> _Problem to solve_
Count every line that includes the string "offering" in the entries that follow. Nothing besides the number is needed.

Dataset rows
— BEGIN —

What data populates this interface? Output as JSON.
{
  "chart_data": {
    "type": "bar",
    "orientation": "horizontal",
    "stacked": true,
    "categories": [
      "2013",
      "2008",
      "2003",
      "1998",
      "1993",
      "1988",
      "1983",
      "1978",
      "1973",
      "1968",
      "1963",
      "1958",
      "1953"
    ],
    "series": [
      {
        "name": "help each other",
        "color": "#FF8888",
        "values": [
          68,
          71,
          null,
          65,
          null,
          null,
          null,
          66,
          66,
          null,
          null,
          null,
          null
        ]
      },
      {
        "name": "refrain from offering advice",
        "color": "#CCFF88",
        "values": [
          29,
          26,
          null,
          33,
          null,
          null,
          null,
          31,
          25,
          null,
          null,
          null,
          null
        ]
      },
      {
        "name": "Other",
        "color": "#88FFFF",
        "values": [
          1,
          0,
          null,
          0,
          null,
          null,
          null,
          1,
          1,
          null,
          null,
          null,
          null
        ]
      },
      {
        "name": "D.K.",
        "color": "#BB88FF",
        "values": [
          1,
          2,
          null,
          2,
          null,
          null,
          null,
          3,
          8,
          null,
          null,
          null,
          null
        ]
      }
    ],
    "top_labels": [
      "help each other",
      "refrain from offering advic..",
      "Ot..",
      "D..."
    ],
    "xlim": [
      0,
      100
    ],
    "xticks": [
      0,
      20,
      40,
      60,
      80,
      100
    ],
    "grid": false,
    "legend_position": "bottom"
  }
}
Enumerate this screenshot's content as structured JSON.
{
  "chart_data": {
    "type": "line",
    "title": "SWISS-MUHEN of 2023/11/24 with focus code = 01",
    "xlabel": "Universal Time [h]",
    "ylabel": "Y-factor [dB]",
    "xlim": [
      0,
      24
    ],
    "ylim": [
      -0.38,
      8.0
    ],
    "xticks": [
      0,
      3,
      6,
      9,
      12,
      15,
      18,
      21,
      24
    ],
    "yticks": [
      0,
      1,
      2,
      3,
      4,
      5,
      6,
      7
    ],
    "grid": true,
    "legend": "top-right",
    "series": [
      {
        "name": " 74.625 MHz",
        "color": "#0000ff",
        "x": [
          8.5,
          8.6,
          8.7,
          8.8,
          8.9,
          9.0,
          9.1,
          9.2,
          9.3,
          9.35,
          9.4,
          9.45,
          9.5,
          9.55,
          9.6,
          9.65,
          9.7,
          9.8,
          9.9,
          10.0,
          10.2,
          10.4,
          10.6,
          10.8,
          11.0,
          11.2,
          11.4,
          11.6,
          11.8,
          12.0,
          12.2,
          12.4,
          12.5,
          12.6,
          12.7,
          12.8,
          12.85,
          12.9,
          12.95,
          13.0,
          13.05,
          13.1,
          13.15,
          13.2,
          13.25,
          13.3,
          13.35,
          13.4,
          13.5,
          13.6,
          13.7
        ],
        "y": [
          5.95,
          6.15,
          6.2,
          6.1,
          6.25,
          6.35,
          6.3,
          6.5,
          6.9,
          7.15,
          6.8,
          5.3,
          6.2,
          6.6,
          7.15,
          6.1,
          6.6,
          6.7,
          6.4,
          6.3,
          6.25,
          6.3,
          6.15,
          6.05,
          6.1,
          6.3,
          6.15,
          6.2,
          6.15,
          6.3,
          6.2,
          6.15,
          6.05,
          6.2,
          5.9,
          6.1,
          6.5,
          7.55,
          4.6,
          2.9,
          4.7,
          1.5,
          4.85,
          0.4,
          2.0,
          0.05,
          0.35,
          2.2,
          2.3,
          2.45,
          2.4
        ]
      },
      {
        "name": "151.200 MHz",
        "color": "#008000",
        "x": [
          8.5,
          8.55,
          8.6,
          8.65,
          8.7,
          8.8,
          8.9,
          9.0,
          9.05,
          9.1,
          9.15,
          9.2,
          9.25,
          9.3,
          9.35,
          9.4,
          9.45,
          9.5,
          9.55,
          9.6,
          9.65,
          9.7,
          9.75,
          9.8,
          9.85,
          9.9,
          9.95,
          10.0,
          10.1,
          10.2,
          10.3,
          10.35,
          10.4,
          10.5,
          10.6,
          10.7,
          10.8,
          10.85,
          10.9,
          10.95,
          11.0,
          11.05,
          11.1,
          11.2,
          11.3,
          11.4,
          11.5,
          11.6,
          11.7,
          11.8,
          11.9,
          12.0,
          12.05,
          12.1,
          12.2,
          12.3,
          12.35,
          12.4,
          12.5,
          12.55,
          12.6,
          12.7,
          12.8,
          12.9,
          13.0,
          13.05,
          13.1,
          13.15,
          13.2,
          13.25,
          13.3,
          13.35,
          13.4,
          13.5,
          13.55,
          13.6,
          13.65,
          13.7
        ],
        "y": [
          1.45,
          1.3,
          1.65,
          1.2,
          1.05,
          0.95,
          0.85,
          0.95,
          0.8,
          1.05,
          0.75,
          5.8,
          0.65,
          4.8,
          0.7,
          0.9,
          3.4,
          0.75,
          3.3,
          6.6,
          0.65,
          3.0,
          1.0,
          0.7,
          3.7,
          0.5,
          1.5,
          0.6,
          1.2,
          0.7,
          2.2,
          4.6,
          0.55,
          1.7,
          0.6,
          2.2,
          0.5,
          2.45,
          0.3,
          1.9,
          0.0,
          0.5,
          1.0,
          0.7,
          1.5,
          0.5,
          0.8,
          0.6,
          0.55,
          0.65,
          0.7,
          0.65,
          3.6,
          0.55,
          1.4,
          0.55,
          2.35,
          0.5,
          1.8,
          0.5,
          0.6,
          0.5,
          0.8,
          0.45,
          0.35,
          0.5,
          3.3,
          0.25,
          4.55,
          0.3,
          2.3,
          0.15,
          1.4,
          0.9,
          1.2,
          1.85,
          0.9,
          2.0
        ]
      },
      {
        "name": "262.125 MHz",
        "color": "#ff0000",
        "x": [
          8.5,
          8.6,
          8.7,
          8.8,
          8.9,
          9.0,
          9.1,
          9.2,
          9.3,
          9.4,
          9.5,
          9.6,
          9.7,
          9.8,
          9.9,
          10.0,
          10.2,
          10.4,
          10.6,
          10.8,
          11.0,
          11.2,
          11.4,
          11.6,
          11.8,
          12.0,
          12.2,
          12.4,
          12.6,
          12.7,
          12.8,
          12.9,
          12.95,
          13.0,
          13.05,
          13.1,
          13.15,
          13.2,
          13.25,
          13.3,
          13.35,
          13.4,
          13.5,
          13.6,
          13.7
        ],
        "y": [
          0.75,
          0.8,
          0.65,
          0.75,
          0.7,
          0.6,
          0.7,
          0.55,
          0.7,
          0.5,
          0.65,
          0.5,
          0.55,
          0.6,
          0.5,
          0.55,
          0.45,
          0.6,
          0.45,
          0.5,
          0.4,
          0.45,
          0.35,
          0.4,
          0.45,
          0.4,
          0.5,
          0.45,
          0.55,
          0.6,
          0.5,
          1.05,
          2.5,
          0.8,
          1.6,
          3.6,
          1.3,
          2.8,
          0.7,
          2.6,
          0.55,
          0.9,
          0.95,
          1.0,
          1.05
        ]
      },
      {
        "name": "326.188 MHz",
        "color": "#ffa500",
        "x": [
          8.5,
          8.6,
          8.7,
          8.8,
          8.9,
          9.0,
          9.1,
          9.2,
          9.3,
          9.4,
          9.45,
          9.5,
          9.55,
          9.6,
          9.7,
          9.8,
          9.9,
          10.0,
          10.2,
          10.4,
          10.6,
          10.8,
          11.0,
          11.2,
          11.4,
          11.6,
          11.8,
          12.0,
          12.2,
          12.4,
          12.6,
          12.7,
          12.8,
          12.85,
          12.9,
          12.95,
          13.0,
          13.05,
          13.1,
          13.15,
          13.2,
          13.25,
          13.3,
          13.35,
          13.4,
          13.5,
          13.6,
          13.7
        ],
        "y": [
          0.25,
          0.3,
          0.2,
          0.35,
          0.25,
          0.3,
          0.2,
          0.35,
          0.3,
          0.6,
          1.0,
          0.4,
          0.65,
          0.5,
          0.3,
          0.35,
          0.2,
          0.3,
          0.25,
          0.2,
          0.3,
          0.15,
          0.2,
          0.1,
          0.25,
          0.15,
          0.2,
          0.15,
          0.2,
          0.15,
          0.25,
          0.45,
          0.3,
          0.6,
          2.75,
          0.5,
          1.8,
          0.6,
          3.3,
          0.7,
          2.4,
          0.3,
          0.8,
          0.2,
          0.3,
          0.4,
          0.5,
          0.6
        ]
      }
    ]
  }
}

— END —

> _Solution to the exercise_
2